[Stored entries]
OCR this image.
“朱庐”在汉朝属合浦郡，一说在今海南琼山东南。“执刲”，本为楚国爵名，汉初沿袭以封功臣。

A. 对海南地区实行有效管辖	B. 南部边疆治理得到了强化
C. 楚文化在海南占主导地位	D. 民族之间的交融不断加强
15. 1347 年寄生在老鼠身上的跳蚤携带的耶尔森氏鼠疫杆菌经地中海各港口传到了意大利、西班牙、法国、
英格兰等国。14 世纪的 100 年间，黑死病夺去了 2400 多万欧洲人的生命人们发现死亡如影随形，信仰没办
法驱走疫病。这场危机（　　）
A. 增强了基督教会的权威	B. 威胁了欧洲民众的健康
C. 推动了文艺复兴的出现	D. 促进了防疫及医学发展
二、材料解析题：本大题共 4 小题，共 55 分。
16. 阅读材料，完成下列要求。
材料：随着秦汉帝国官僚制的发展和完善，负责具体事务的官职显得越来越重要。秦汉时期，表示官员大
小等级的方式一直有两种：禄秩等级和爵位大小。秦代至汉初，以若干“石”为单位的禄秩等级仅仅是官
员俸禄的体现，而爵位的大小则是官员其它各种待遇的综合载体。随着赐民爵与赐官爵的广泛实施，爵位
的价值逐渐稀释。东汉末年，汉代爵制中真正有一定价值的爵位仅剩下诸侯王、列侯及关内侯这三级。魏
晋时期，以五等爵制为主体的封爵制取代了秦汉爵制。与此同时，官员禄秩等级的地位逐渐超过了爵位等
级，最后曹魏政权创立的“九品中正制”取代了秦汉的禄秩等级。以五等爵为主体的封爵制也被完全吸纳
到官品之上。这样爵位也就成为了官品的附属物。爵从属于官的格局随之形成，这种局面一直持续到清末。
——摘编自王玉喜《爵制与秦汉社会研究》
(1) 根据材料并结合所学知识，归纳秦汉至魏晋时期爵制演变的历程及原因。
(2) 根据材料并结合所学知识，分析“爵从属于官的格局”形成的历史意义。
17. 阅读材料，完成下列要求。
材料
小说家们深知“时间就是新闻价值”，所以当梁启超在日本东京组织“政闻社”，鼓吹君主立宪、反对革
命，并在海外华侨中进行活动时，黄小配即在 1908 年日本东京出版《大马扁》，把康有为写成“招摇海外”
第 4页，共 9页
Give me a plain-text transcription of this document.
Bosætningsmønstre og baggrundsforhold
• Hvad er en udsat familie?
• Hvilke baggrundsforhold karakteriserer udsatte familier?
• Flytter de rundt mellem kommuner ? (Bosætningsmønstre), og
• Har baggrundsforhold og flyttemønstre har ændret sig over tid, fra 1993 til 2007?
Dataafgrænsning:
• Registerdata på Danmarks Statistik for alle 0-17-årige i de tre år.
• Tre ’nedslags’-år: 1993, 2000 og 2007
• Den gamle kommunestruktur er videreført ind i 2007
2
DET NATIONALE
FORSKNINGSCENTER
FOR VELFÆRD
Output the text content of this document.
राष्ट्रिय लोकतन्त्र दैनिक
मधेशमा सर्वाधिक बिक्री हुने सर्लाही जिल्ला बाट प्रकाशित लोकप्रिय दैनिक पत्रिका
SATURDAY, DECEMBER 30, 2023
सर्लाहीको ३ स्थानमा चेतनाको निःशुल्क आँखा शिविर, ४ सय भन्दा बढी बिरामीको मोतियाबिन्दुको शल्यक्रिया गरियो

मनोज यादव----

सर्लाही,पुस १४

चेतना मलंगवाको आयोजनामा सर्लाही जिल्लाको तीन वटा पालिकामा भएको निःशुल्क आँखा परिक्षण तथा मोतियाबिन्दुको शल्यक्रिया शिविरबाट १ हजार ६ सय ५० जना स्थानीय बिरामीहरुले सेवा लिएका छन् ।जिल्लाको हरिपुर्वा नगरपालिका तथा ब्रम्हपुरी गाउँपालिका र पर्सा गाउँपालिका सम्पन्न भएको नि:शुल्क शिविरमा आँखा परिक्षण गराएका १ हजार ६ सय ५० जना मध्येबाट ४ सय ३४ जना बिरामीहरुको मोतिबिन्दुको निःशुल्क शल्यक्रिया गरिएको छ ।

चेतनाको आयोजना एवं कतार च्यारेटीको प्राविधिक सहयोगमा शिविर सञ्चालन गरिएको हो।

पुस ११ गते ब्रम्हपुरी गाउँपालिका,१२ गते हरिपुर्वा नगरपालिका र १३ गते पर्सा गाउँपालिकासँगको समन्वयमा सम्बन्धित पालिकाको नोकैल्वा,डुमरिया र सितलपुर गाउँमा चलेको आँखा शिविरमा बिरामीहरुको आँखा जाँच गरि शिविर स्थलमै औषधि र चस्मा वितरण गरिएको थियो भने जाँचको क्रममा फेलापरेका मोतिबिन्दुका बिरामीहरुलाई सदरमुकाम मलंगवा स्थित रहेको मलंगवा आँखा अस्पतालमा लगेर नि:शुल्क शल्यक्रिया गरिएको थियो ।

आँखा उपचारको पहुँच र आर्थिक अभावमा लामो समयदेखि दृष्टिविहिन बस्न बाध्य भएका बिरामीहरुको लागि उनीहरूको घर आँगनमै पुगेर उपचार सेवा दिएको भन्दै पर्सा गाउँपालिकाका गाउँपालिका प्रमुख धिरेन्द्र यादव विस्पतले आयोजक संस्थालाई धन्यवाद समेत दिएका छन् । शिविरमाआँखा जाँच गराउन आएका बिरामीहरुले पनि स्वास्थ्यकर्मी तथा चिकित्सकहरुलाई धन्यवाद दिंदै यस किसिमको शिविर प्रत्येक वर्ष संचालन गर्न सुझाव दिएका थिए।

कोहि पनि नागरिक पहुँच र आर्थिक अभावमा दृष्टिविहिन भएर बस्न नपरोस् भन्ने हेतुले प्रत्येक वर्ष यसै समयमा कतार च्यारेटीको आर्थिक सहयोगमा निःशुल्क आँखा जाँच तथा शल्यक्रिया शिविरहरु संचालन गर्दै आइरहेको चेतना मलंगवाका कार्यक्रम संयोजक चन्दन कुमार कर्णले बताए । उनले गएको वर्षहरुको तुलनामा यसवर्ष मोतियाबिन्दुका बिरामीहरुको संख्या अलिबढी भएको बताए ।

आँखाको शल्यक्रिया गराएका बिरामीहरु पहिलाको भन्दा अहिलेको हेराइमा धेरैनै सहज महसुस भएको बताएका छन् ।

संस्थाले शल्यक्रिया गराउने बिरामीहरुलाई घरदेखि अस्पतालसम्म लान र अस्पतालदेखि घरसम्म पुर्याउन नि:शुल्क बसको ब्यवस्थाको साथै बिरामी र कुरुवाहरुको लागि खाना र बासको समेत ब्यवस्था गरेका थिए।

- _What you will do_: Make an exact copy of the listing, including every line.

- _Response for this exercise_:
OCR this image.
“朱庐”在汉朝属合浦郡，一说在今海南琼山东南。“执刲”，本为楚国爵名，汉初沿袭以封功臣。

A. 对海南地区实行有效管辖	B. 南部边疆治理得到了强化
C. 楚文化在海南占主导地位	D. 民族之间的交融不断加强
15. 1347 年寄生在老鼠身上的跳蚤携带的耶尔森氏鼠疫杆菌经地中海各港口传到了意大利、西班牙、法国、
英格兰等国。14 世纪的 100 年间，黑死病夺去了 2400 多万欧洲人的生命人们发现死亡如影随形，信仰没办
法驱走疫病。这场危机（　　）
A. 增强了基督教会的权威	B. 威胁了欧洲民众的健康
C. 推动了文艺复兴的出现	D. 促进了防疫及医学发展
二、材料解析题：本大题共 4 小题，共 55 分。
16. 阅读材料，完成下列要求。
材料：随着秦汉帝国官僚制的发展和完善，负责具体事务的官职显得越来越重要。秦汉时期，表示官员大
小等级的方式一直有两种：禄秩等级和爵位大小。秦代至汉初，以若干“石”为单位的禄秩等级仅仅是官
员俸禄的体现，而爵位的大小则是官员其它各种待遇的综合载体。随着赐民爵与赐官爵的广泛实施，爵位
的价值逐渐稀释。东汉末年，汉代爵制中真正有一定价值的爵位仅剩下诸侯王、列侯及关内侯这三级。魏
晋时期，以五等爵制为主体的封爵制取代了秦汉爵制。与此同时，官员禄秩等级的地位逐渐超过了爵位等
级，最后曹魏政权创立的“九品中正制”取代了秦汉的禄秩等级。以五等爵为主体的封爵制也被完全吸纳
到官品之上。这样爵位也就成为了官品的附属物。爵从属于官的格局随之形成，这种局面一直持续到清末。
——摘编自王玉喜《爵制与秦汉社会研究》
(1) 根据材料并结合所学知识，归纳秦汉至魏晋时期爵制演变的历程及原因。
(2) 根据材料并结合所学知识，分析“爵从属于官的格局”形成的历史意义。
17. 阅读材料，完成下列要求。
材料
小说家们深知“时间就是新闻价值”，所以当梁启超在日本东京组织“政闻社”，鼓吹君主立宪、反对革
命，并在海外华侨中进行活动时，黄小配即在 1908 年日本东京出版《大马扁》，把康有为写成“招摇海外”
第 4页，共 9页
Give me a plain-text transcription of this document.
Bosætningsmønstre og baggrundsforhold
• Hvad er en udsat familie?
• Hvilke baggrundsforhold karakteriserer udsatte familier?
• Flytter de rundt mellem kommuner ? (Bosætningsmønstre), og
• Har baggrundsforhold og flyttemønstre har ændret sig over tid, fra 1993 til 2007?
Dataafgrænsning:
• Registerdata på Danmarks Statistik for alle 0-17-årige i de tre år.
• Tre ’nedslags’-år: 1993, 2000 og 2007
• Den gamle kommunestruktur er videreført ind i 2007
2
DET NATIONALE
FORSKNINGSCENTER
FOR VELFÆRD
Output the text content of this document.
राष्ट्रिय लोकतन्त्र दैनिक
मधेशमा सर्वाधिक बिक्री हुने सर्लाही जिल्ला बाट प्रकाशित लोकप्रिय दैनिक पत्रिका
SATURDAY, DECEMBER 30, 2023
सर्लाहीको ३ स्थानमा चेतनाको निःशुल्क आँखा शिविर, ४ सय भन्दा बढी बिरामीको मोतियाबिन्दुको शल्यक्रिया गरियो

मनोज यादव----

सर्लाही,पुस १४

चेतना मलंगवाको आयोजनामा सर्लाही जिल्लाको तीन वटा पालिकामा भएको निःशुल्क आँखा परिक्षण तथा मोतियाबिन्दुको शल्यक्रिया शिविरबाट १ हजार ६ सय ५० जना स्थानीय बिरामीहरुले सेवा लिएका छन् ।जिल्लाको हरिपुर्वा नगरपालिका तथा ब्रम्हपुरी गाउँपालिका र पर्सा गाउँपालिका सम्पन्न भएको नि:शुल्क शिविरमा आँखा परिक्षण गराएका १ हजार ६ सय ५० जना मध्येबाट ४ सय ३४ जना बिरामीहरुको मोतिबिन्दुको निःशुल्क शल्यक्रिया गरिएको छ ।

चेतनाको आयोजना एवं कतार च्यारेटीको प्राविधिक सहयोगमा शिविर सञ्चालन गरिएको हो।

पुस ११ गते ब्रम्हपुरी गाउँपालिका,१२ गते हरिपुर्वा नगरपालिका र १३ गते पर्सा गाउँपालिकासँगको समन्वयमा सम्बन्धित पालिकाको नोकैल्वा,डुमरिया र सितलपुर गाउँमा चलेको आँखा शिविरमा बिरामीहरुको आँखा जाँच गरि शिविर स्थलमै औषधि र चस्मा वितरण गरिएको थियो भने जाँचको क्रममा फेलापरेका मोतिबिन्दुका बिरामीहरुलाई सदरमुकाम मलंगवा स्थित रहेको मलंगवा आँखा अस्पतालमा लगेर नि:शुल्क शल्यक्रिया गरिएको थियो ।

आँखा उपचारको पहुँच र आर्थिक अभावमा लामो समयदेखि दृष्टिविहिन बस्न बाध्य भएका बिरामीहरुको लागि उनीहरूको घर आँगनमै पुगेर उपचार सेवा दिएको भन्दै पर्सा गाउँपालिकाका गाउँपालिका प्रमुख धिरेन्द्र यादव विस्पतले आयोजक संस्थालाई धन्यवाद समेत दिएका छन् । शिविरमाआँखा जाँच गराउन आएका बिरामीहरुले पनि स्वास्थ्यकर्मी तथा चिकित्सकहरुलाई धन्यवाद दिंदै यस किसिमको शिविर प्रत्येक वर्ष संचालन गर्न सुझाव दिएका थिए।

कोहि पनि नागरिक पहुँच र आर्थिक अभावमा दृष्टिविहिन भएर बस्न नपरोस् भन्ने हेतुले प्रत्येक वर्ष यसै समयमा कतार च्यारेटीको आर्थिक सहयोगमा निःशुल्क आँखा जाँच तथा शल्यक्रिया शिविरहरु संचालन गर्दै आइरहेको चेतना मलंगवाका कार्यक्रम संयोजक चन्दन कुमार कर्णले बताए । उनले गएको वर्षहरुको तुलनामा यसवर्ष मोतियाबिन्दुका बिरामीहरुको संख्या अलिबढी भएको बताए ।

आँखाको शल्यक्रिया गराएका बिरामीहरु पहिलाको भन्दा अहिलेको हेराइमा धेरैनै सहज महसुस भएको बताएका छन् ।

संस्थाले शल्यक्रिया गराउने बिरामीहरुलाई घरदेखि अस्पतालसम्म लान र अस्पतालदेखि घरसम्म पुर्याउन नि:शुल्क बसको ब्यवस्थाको साथै बिरामी र कुरुवाहरुको लागि खाना र बासको समेत ब्यवस्था गरेका थिए।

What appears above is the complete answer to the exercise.